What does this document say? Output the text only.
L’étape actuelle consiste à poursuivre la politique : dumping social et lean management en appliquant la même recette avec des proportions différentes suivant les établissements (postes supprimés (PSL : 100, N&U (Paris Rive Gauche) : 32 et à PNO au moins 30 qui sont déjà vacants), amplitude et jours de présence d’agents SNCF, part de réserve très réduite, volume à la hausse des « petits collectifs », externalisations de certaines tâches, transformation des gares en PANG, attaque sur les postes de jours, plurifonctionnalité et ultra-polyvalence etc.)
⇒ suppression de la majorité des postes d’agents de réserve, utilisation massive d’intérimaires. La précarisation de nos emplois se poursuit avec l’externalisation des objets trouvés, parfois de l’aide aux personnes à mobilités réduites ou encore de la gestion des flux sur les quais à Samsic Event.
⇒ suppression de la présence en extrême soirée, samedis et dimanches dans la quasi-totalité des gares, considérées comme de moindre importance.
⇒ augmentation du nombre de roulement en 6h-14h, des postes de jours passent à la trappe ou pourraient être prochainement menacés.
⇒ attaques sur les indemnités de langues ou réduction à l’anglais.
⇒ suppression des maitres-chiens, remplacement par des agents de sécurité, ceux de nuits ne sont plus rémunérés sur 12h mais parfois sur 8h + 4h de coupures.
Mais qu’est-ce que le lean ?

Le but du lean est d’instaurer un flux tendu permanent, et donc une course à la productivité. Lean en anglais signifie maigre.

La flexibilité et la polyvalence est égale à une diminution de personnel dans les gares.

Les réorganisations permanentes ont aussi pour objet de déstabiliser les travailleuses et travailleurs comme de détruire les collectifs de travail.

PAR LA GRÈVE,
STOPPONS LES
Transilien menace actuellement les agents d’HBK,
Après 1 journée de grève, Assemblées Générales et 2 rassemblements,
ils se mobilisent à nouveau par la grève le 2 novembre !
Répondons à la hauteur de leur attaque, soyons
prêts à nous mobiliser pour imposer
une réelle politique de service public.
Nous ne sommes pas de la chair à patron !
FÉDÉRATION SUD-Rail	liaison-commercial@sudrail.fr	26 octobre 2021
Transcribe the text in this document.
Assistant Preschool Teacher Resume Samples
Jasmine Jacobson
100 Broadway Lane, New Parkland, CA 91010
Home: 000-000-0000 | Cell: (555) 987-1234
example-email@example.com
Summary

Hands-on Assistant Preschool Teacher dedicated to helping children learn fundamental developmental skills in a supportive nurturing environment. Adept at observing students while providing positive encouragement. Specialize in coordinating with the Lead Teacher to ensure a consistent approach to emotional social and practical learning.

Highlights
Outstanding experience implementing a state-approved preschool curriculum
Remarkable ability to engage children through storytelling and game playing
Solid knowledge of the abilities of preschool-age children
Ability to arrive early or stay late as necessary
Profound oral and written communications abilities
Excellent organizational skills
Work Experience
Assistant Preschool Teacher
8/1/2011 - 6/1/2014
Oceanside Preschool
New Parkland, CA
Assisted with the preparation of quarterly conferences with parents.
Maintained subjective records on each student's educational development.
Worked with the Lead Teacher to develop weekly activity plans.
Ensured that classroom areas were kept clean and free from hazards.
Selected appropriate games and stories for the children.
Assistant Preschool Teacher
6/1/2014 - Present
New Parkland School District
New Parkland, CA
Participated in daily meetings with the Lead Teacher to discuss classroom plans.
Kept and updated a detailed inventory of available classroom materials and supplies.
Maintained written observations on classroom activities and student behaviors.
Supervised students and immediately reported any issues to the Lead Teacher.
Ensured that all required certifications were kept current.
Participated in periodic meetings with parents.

[Requirement] Show every line from the entries above in which the word "Maintained" appears.

[Reply]
Maintained subjective records on each student's educational development.
Maintained written observations on classroom activities and student behaviors.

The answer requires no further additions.